**Instructions to follow:**
Leaving out every picture, quote the data below exactly as it appears.

[Data excerpts]
= = = =

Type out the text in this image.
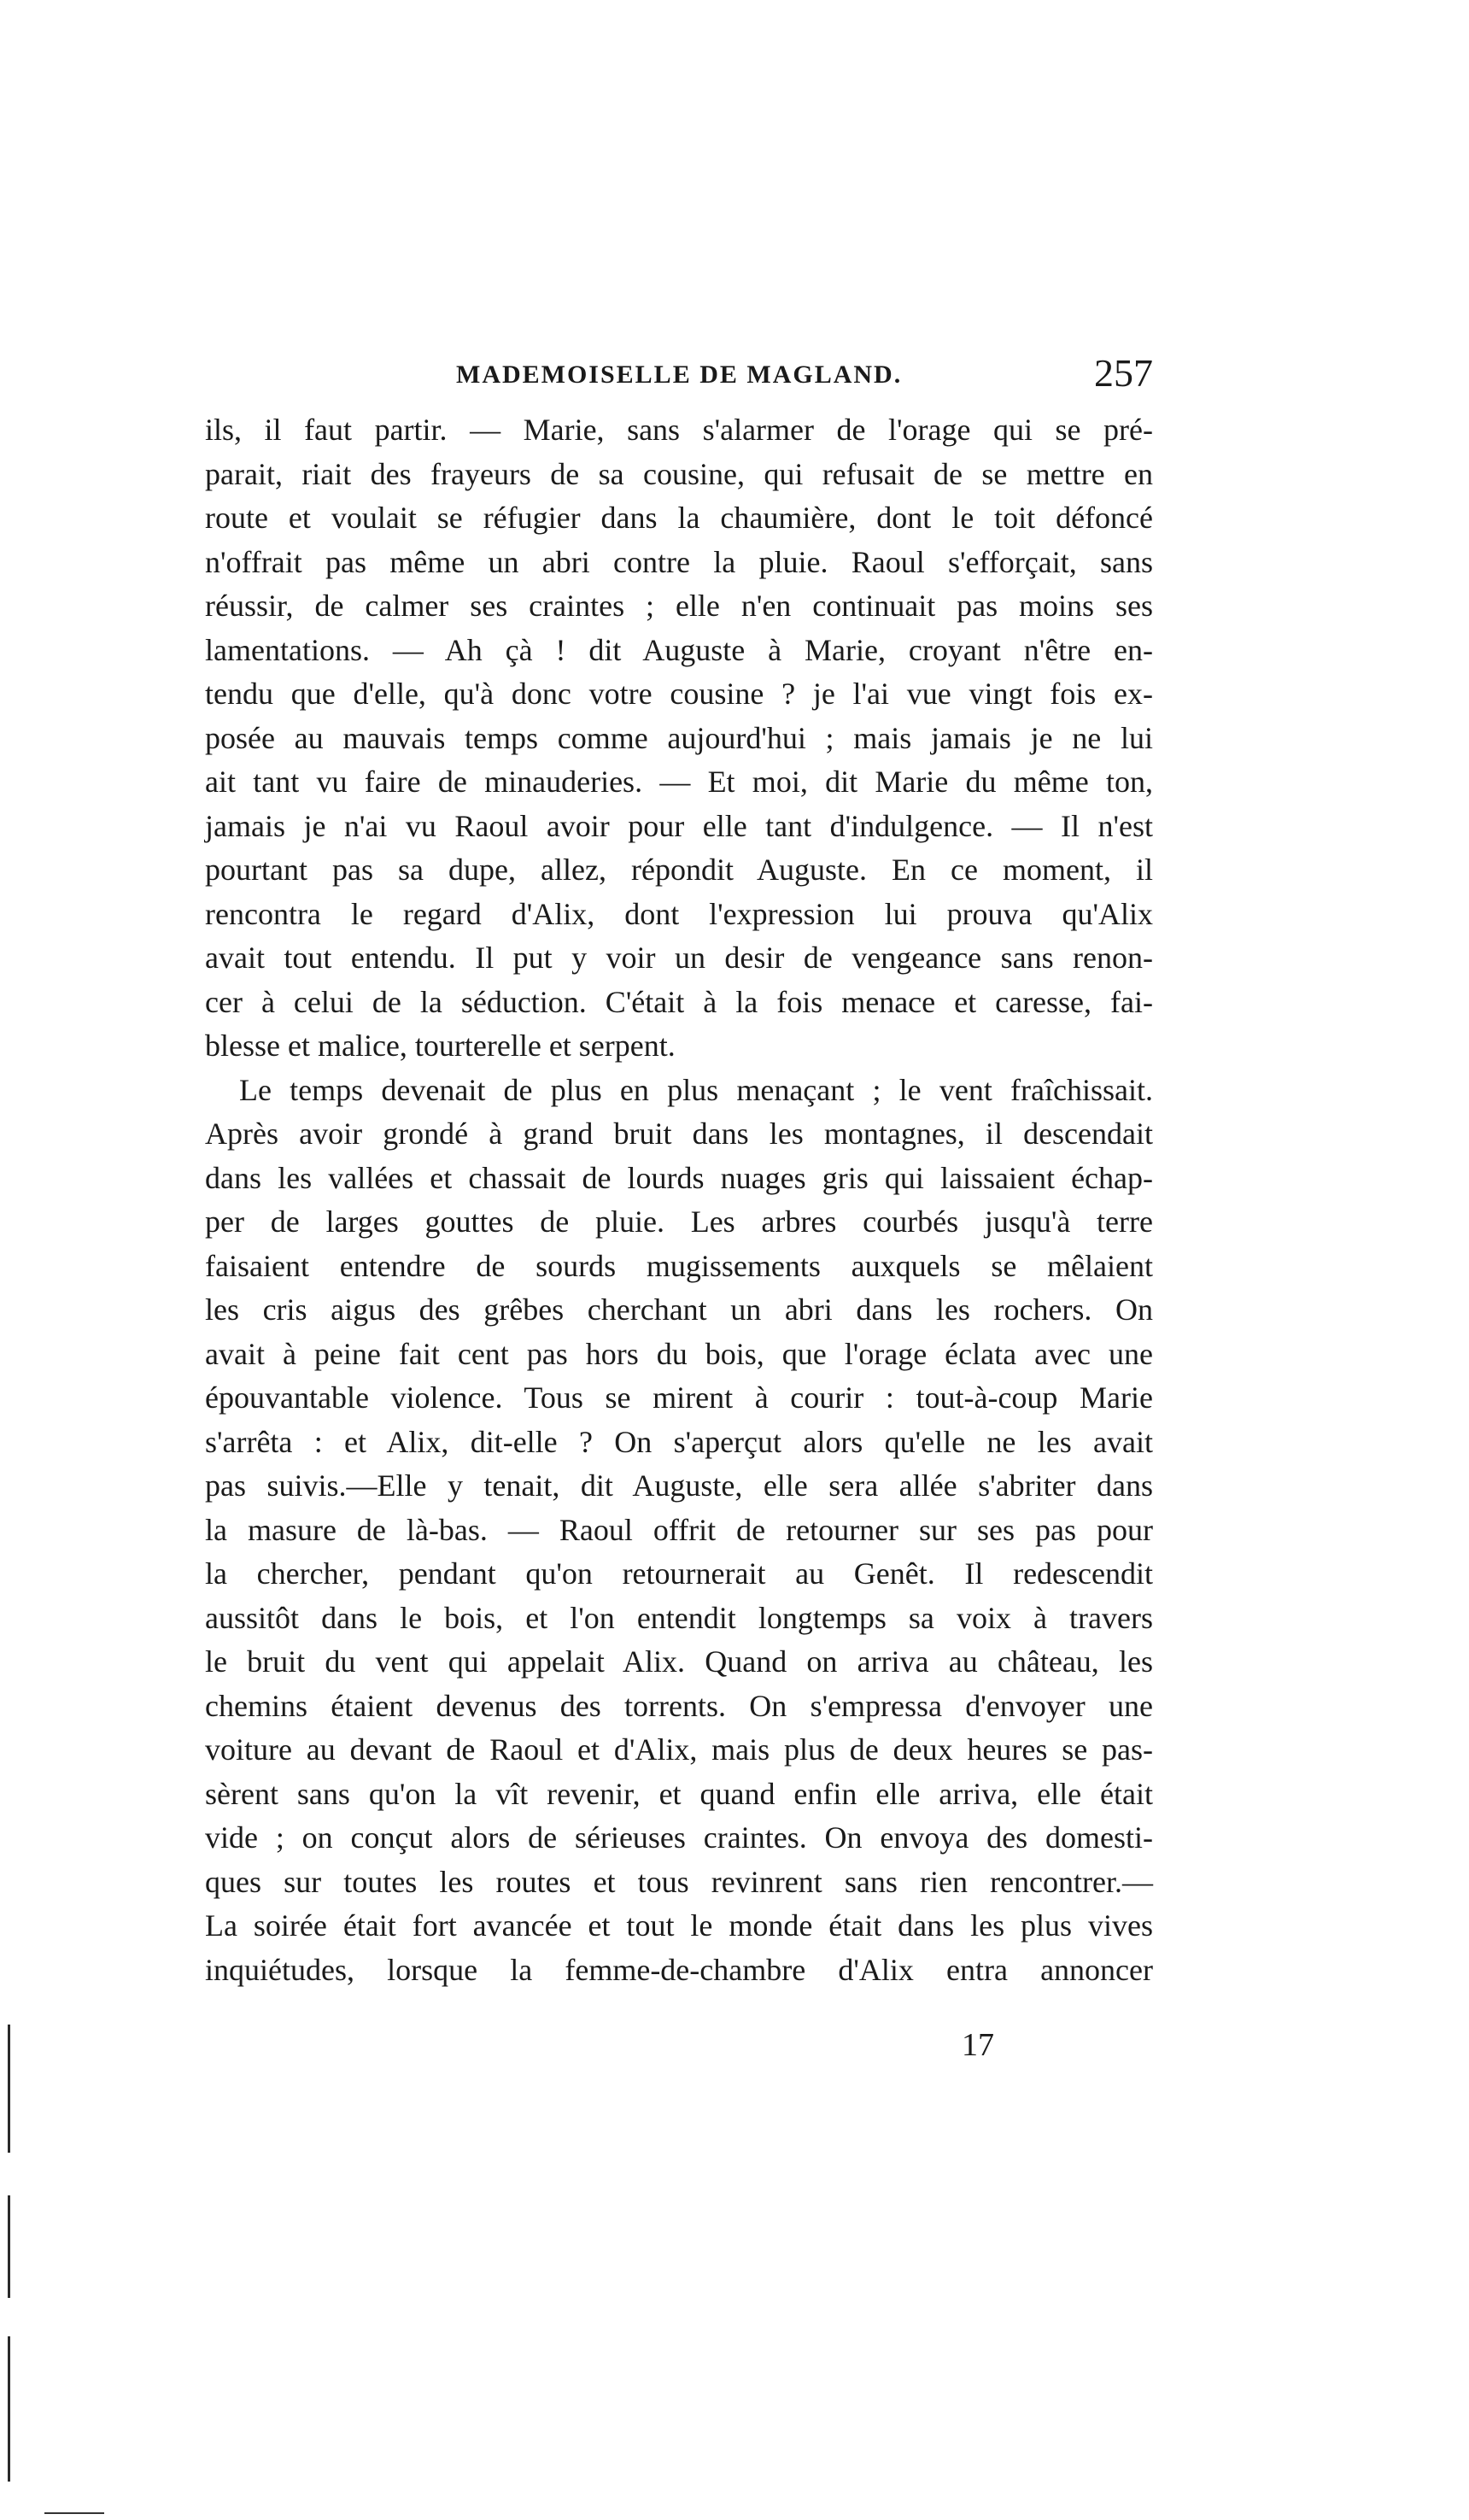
MADEMOISELLE DE MAGLAND.	257
ils, il faut partir. — Marie, sans s'alarmer de l'orage qui se pré-
parait, riait des frayeurs de sa cousine, qui refusait de se mettre en
route et voulait se réfugier dans la chaumière, dont le toit défoncé
n'offrait pas même un abri contre la pluie. Raoul s'efforçait, sans
réussir, de calmer ses craintes ; elle n'en continuait pas moins ses
lamentations. — Ah çà ! dit Auguste à Marie, croyant n'être en-
tendu que d'elle, qu'à donc votre cousine ? je l'ai vue vingt fois ex-
posée au mauvais temps comme aujourd'hui ; mais jamais je ne lui
ait tant vu faire de minauderies. — Et moi, dit Marie du même ton,
jamais je n'ai vu Raoul avoir pour elle tant d'indulgence. — Il n'est
pourtant pas sa dupe, allez, répondit Auguste. En ce moment, il
rencontra le regard d'Alix, dont l'expression lui prouva qu'Alix
avait tout entendu. Il put y voir un desir de vengeance sans renon-
cer à celui de la séduction. C'était à la fois menace et caresse, fai-
blesse et malice, tourterelle et serpent.
Le temps devenait de plus en plus menaçant ; le vent fraîchissait.
Après avoir grondé à grand bruit dans les montagnes, il descendait
dans les vallées et chassait de lourds nuages gris qui laissaient échap-
per de larges gouttes de pluie. Les arbres courbés jusqu'à terre
faisaient entendre de sourds mugissements auxquels se mêlaient
les cris aigus des grêbes cherchant un abri dans les rochers. On
avait à peine fait cent pas hors du bois, que l'orage éclata avec une
épouvantable violence. Tous se mirent à courir : tout-à-coup Marie
s'arrêta : et Alix, dit-elle ? On s'aperçut alors qu'elle ne les avait
pas suivis.—Elle y tenait, dit Auguste, elle sera allée s'abriter dans
la masure de là-bas. — Raoul offrit de retourner sur ses pas pour
la chercher, pendant qu'on retournerait au Genêt. Il redescendit
aussitôt dans le bois, et l'on entendit longtemps sa voix à travers
le bruit du vent qui appelait Alix. Quand on arriva au château, les
chemins étaient devenus des torrents. On s'empressa d'envoyer une
voiture au devant de Raoul et d'Alix, mais plus de deux heures se pas-
sèrent sans qu'on la vît revenir, et quand enfin elle arriva, elle était
vide ; on conçut alors de sérieuses craintes. On envoya des domesti-
ques sur toutes les routes et tous revinrent sans rien rencontrer.—
La soirée était fort avancée et tout le monde était dans les plus vives
inquiétudes, lorsque la femme-de-chambre d'Alix entra annoncer
17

= = = =

**Response to the exercise:**
Type out the text in this image.
MADEMOISELLE DE MAGLAND.	257
ils, il faut partir. — Marie, sans s'alarmer de l'orage qui se pré-
parait, riait des frayeurs de sa cousine, qui refusait de se mettre en
route et voulait se réfugier dans la chaumière, dont le toit défoncé
n'offrait pas même un abri contre la pluie. Raoul s'efforçait, sans
réussir, de calmer ses craintes ; elle n'en continuait pas moins ses
lamentations. — Ah çà ! dit Auguste à Marie, croyant n'être en-
tendu que d'elle, qu'à donc votre cousine ? je l'ai vue vingt fois ex-
posée au mauvais temps comme aujourd'hui ; mais jamais je ne lui
ait tant vu faire de minauderies. — Et moi, dit Marie du même ton,
jamais je n'ai vu Raoul avoir pour elle tant d'indulgence. — Il n'est
pourtant pas sa dupe, allez, répondit Auguste. En ce moment, il
rencontra le regard d'Alix, dont l'expression lui prouva qu'Alix
avait tout entendu. Il put y voir un desir de vengeance sans renon-
cer à celui de la séduction. C'était à la fois menace et caresse, fai-
blesse et malice, tourterelle et serpent.
Le temps devenait de plus en plus menaçant ; le vent fraîchissait.
Après avoir grondé à grand bruit dans les montagnes, il descendait
dans les vallées et chassait de lourds nuages gris qui laissaient échap-
per de larges gouttes de pluie. Les arbres courbés jusqu'à terre
faisaient entendre de sourds mugissements auxquels se mêlaient
les cris aigus des grêbes cherchant un abri dans les rochers. On
avait à peine fait cent pas hors du bois, que l'orage éclata avec une
épouvantable violence. Tous se mirent à courir : tout-à-coup Marie
s'arrêta : et Alix, dit-elle ? On s'aperçut alors qu'elle ne les avait
pas suivis.—Elle y tenait, dit Auguste, elle sera allée s'abriter dans
la masure de là-bas. — Raoul offrit de retourner sur ses pas pour
la chercher, pendant qu'on retournerait au Genêt. Il redescendit
aussitôt dans le bois, et l'on entendit longtemps sa voix à travers
le bruit du vent qui appelait Alix. Quand on arriva au château, les
chemins étaient devenus des torrents. On s'empressa d'envoyer une
voiture au devant de Raoul et d'Alix, mais plus de deux heures se pas-
sèrent sans qu'on la vît revenir, et quand enfin elle arriva, elle était
vide ; on conçut alors de sérieuses craintes. On envoya des domesti-
ques sur toutes les routes et tous revinrent sans rien rencontrer.—
La soirée était fort avancée et tout le monde était dans les plus vives
inquiétudes, lorsque la femme-de-chambre d'Alix entra annoncer
17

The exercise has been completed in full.